Records about charts and figures
** START **

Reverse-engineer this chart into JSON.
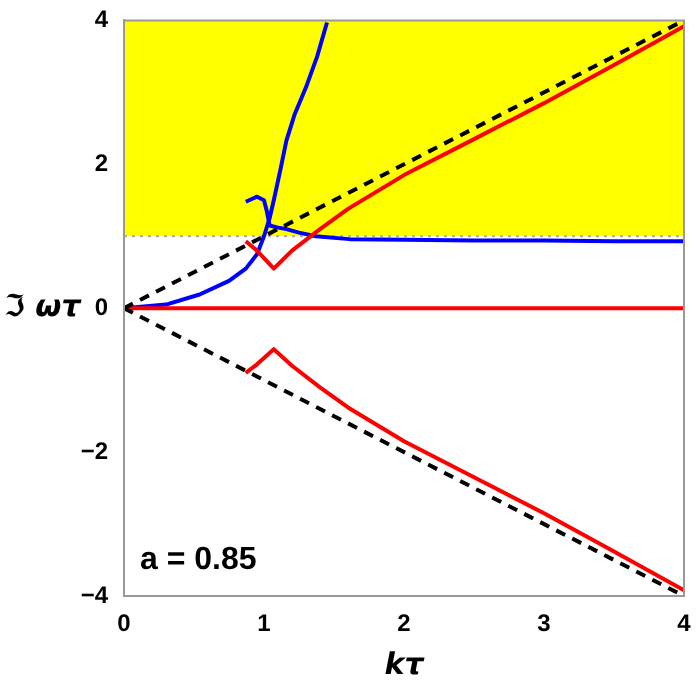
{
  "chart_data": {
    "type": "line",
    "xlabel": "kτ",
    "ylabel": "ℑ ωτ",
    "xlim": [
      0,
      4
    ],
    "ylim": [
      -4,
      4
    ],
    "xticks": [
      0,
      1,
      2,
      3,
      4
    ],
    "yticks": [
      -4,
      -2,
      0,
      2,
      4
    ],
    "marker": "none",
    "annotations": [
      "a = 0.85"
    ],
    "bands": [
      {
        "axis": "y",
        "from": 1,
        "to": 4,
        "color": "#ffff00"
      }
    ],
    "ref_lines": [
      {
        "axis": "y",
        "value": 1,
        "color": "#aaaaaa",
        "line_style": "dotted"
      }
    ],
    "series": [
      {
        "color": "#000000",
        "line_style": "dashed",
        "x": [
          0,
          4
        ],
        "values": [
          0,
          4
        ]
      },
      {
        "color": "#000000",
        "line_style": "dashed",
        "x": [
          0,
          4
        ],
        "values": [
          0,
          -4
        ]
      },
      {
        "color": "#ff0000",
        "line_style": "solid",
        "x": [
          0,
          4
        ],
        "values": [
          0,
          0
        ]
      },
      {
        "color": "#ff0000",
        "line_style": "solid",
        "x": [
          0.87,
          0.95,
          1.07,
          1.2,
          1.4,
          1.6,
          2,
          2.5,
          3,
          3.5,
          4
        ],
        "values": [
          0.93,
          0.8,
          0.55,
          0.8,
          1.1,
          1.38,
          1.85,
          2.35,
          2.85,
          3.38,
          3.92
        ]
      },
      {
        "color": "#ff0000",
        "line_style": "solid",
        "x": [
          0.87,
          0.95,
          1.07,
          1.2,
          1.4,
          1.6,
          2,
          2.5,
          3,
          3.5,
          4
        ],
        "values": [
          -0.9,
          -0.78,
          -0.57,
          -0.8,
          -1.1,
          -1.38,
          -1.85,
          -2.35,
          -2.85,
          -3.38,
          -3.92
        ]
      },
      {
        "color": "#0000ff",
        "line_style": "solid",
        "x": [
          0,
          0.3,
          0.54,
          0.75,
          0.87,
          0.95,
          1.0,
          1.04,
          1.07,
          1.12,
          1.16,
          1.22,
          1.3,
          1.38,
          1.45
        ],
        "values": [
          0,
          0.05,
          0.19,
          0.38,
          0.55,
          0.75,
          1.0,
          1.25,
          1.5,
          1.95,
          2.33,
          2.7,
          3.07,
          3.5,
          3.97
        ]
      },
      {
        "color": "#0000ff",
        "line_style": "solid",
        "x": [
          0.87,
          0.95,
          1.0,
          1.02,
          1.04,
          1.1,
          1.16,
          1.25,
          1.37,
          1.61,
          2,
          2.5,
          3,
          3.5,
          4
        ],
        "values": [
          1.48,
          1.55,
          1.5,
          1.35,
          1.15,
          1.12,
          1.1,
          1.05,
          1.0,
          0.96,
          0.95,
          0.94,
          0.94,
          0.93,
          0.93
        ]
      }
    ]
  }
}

** END **

(The task) Reproduce each line of the records exactly, and omit every picture.

(Finished exercise)
Reverse-engineer this chart into JSON.
{
  "chart_data": {
    "type": "line",
    "xlabel": "kτ",
    "ylabel": "ℑ ωτ",
    "xlim": [
      0,
      4
    ],
    "ylim": [
      -4,
      4
    ],
    "xticks": [
      0,
      1,
      2,
      3,
      4
    ],
    "yticks": [
      -4,
      -2,
      0,
      2,
      4
    ],
    "marker": "none",
    "annotations": [
      "a = 0.85"
    ],
    "bands": [
      {
        "axis": "y",
        "from": 1,
        "to": 4,
        "color": "#ffff00"
      }
    ],
    "ref_lines": [
      {
        "axis": "y",
        "value": 1,
        "color": "#aaaaaa",
        "line_style": "dotted"
      }
    ],
    "series": [
      {
        "color": "#000000",
        "line_style": "dashed",
        "x": [
          0,
          4
        ],
        "values": [
          0,
          4
        ]
      },
      {
        "color": "#000000",
        "line_style": "dashed",
        "x": [
          0,
          4
        ],
        "values": [
          0,
          -4
        ]
      },
      {
        "color": "#ff0000",
        "line_style": "solid",
        "x": [
          0,
          4
        ],
        "values": [
          0,
          0
        ]
      },
      {
        "color": "#ff0000",
        "line_style": "solid",
        "x": [
          0.87,
          0.95,
          1.07,
          1.2,
          1.4,
          1.6,
          2,
          2.5,
          3,
          3.5,
          4
        ],
        "values": [
          0.93,
          0.8,
          0.55,
          0.8,
          1.1,
          1.38,
          1.85,
          2.35,
          2.85,
          3.38,
          3.92
        ]
      },
      {
        "color": "#ff0000",
        "line_style": "solid",
        "x": [
          0.87,
          0.95,
          1.07,
          1.2,
          1.4,
          1.6,
          2,
          2.5,
          3,
          3.5,
          4
        ],
        "values": [
          -0.9,
          -0.78,
          -0.57,
          -0.8,
          -1.1,
          -1.38,
          -1.85,
          -2.35,
          -2.85,
          -3.38,
          -3.92
        ]
      },
      {
        "color": "#0000ff",
        "line_style": "solid",
        "x": [
          0,
          0.3,
          0.54,
          0.75,
          0.87,
          0.95,
          1.0,
          1.04,
          1.07,
          1.12,
          1.16,
          1.22,
          1.3,
          1.38,
          1.45
        ],
        "values": [
          0,
          0.05,
          0.19,
          0.38,
          0.55,
          0.75,
          1.0,
          1.25,
          1.5,
          1.95,
          2.33,
          2.7,
          3.07,
          3.5,
          3.97
        ]
      },
      {
        "color": "#0000ff",
        "line_style": "solid",
        "x": [
          0.87,
          0.95,
          1.0,
          1.02,
          1.04,
          1.1,
          1.16,
          1.25,
          1.37,
          1.61,
          2,
          2.5,
          3,
          3.5,
          4
        ],
        "values": [
          1.48,
          1.55,
          1.5,
          1.35,
          1.15,
          1.12,
          1.1,
          1.05,
          1.0,
          0.96,
          0.95,
          0.94,
          0.94,
          0.93,
          0.93
        ]
      }
    ]
  }
}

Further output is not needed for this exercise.